» **RECORDS SUPPLIED**

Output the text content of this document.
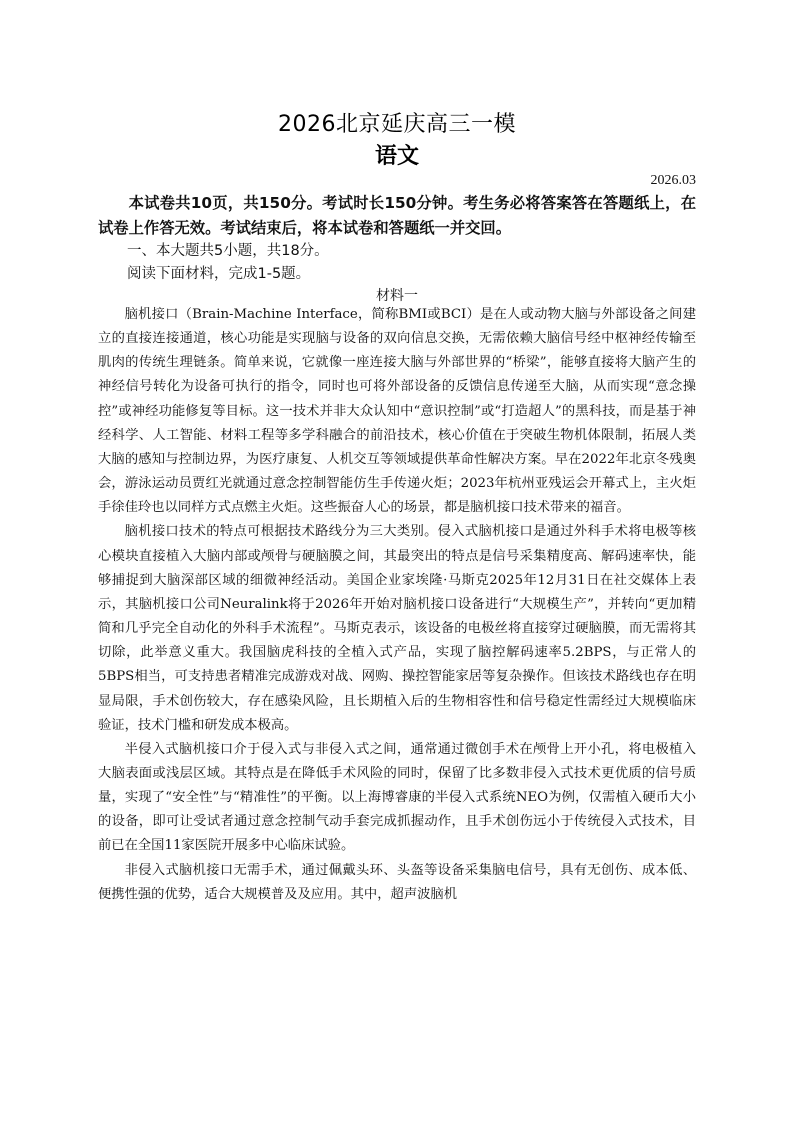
2026北京延庆高三一模
语文
2026.03
本试卷共10页，共150分。考试时长150分钟。考生务必将答案答在答题纸上，在试卷上作答无效。考试结束后，将本试卷和答题纸一并交回。
一、本大题共5小题，共18分。
阅读下面材料，完成1-5题。
材料一

脑机接口（Brain-Machine Interface，简称BMI或BCI）是在人或动物大脑与外部设备之间建立的直接连接通道，核心功能是实现脑与设备的双向信息交换，无需依赖大脑信号经中枢神经传输至肌肉的传统生理链条。简单来说，它就像一座连接大脑与外部世界的“桥梁”，能够直接将大脑产生的神经信号转化为设备可执行的指令，同时也可将外部设备的反馈信息传递至大脑，从而实现“意念操控”或神经功能修复等目标。这一技术并非大众认知中“意识控制”或“打造超人”的黑科技，而是基于神经科学、人工智能、材料工程等多学科融合的前沿技术，核心价值在于突破生物机体限制，拓展人类大脑的感知与控制边界，为医疗康复、人机交互等领域提供革命性解决方案。早在2022年北京冬残奥会，游泳运动员贾红光就通过意念控制智能仿生手传递火炬；2023年杭州亚残运会开幕式上，主火炬手徐佳玲也以同样方式点燃主火炬。这些振奋人心的场景，都是脑机接口技术带来的福音。

脑机接口技术的特点可根据技术路线分为三大类别。侵入式脑机接口是通过外科手术将电极等核心模块直接植入大脑内部或颅骨与硬脑膜之间，其最突出的特点是信号采集精度高、解码速率快，能够捕捉到大脑深部区域的细微神经活动。美国企业家埃隆·马斯克2025年12月31日在社交媒体上表示，其脑机接口公司Neuralink将于2026年开始对脑机接口设备进行“大规模生产”，并转向“更加精简和几乎完全自动化的外科手术流程”。马斯克表示，该设备的电极丝将直接穿过硬脑膜，而无需将其切除，此举意义重大。我国脑虎科技的全植入式产品，实现了脑控解码速率5.2BPS，与正常人的5BPS相当，可支持患者精准完成游戏对战、网购、操控智能家居等复杂操作。但该技术路线也存在明显局限，手术创伤较大，存在感染风险，且长期植入后的生物相容性和信号稳定性需经过大规模临床验证，技术门槛和研发成本极高。

半侵入式脑机接口介于侵入式与非侵入式之间，通常通过微创手术在颅骨上开小孔，将电极植入大脑表面或浅层区域。其特点是在降低手术风险的同时，保留了比多数非侵入式技术更优质的信号质量，实现了“安全性”与“精准性”的平衡。以上海博睿康的半侵入式系统NEO为例，仅需植入硬币大小的设备，即可让受试者通过意念控制气动手套完成抓握动作，且手术创伤远小于传统侵入式技术，目前已在全国11家医院开展多中心临床试验。

非侵入式脑机接口无需手术，通过佩戴头环、头盔等设备采集脑电信号，具有无创伤、成本低、便携性强的优势，适合大规模普及及应用。其中，超声波脑机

» **REQUIREMENTS**
Transcribe the records above verbatim. Do not carry over any picture.

» **EXERCISE OUTPUT**
Output the text content of this document.
2026北京延庆高三一模
语文
2026.03
本试卷共10页，共150分。考试时长150分钟。考生务必将答案答在答题纸上，在试卷上作答无效。考试结束后，将本试卷和答题纸一并交回。
一、本大题共5小题，共18分。
阅读下面材料，完成1-5题。
材料一

脑机接口（Brain-Machine Interface，简称BMI或BCI）是在人或动物大脑与外部设备之间建立的直接连接通道，核心功能是实现脑与设备的双向信息交换，无需依赖大脑信号经中枢神经传输至肌肉的传统生理链条。简单来说，它就像一座连接大脑与外部世界的“桥梁”，能够直接将大脑产生的神经信号转化为设备可执行的指令，同时也可将外部设备的反馈信息传递至大脑，从而实现“意念操控”或神经功能修复等目标。这一技术并非大众认知中“意识控制”或“打造超人”的黑科技，而是基于神经科学、人工智能、材料工程等多学科融合的前沿技术，核心价值在于突破生物机体限制，拓展人类大脑的感知与控制边界，为医疗康复、人机交互等领域提供革命性解决方案。早在2022年北京冬残奥会，游泳运动员贾红光就通过意念控制智能仿生手传递火炬；2023年杭州亚残运会开幕式上，主火炬手徐佳玲也以同样方式点燃主火炬。这些振奋人心的场景，都是脑机接口技术带来的福音。

脑机接口技术的特点可根据技术路线分为三大类别。侵入式脑机接口是通过外科手术将电极等核心模块直接植入大脑内部或颅骨与硬脑膜之间，其最突出的特点是信号采集精度高、解码速率快，能够捕捉到大脑深部区域的细微神经活动。美国企业家埃隆·马斯克2025年12月31日在社交媒体上表示，其脑机接口公司Neuralink将于2026年开始对脑机接口设备进行“大规模生产”，并转向“更加精简和几乎完全自动化的外科手术流程”。马斯克表示，该设备的电极丝将直接穿过硬脑膜，而无需将其切除，此举意义重大。我国脑虎科技的全植入式产品，实现了脑控解码速率5.2BPS，与正常人的5BPS相当，可支持患者精准完成游戏对战、网购、操控智能家居等复杂操作。但该技术路线也存在明显局限，手术创伤较大，存在感染风险，且长期植入后的生物相容性和信号稳定性需经过大规模临床验证，技术门槛和研发成本极高。

半侵入式脑机接口介于侵入式与非侵入式之间，通常通过微创手术在颅骨上开小孔，将电极植入大脑表面或浅层区域。其特点是在降低手术风险的同时，保留了比多数非侵入式技术更优质的信号质量，实现了“安全性”与“精准性”的平衡。以上海博睿康的半侵入式系统NEO为例，仅需植入硬币大小的设备，即可让受试者通过意念控制气动手套完成抓握动作，且手术创伤远小于传统侵入式技术，目前已在全国11家医院开展多中心临床试验。

非侵入式脑机接口无需手术，通过佩戴头环、头盔等设备采集脑电信号，具有无创伤、成本低、便携性强的优势，适合大规模普及及应用。其中，超声波脑机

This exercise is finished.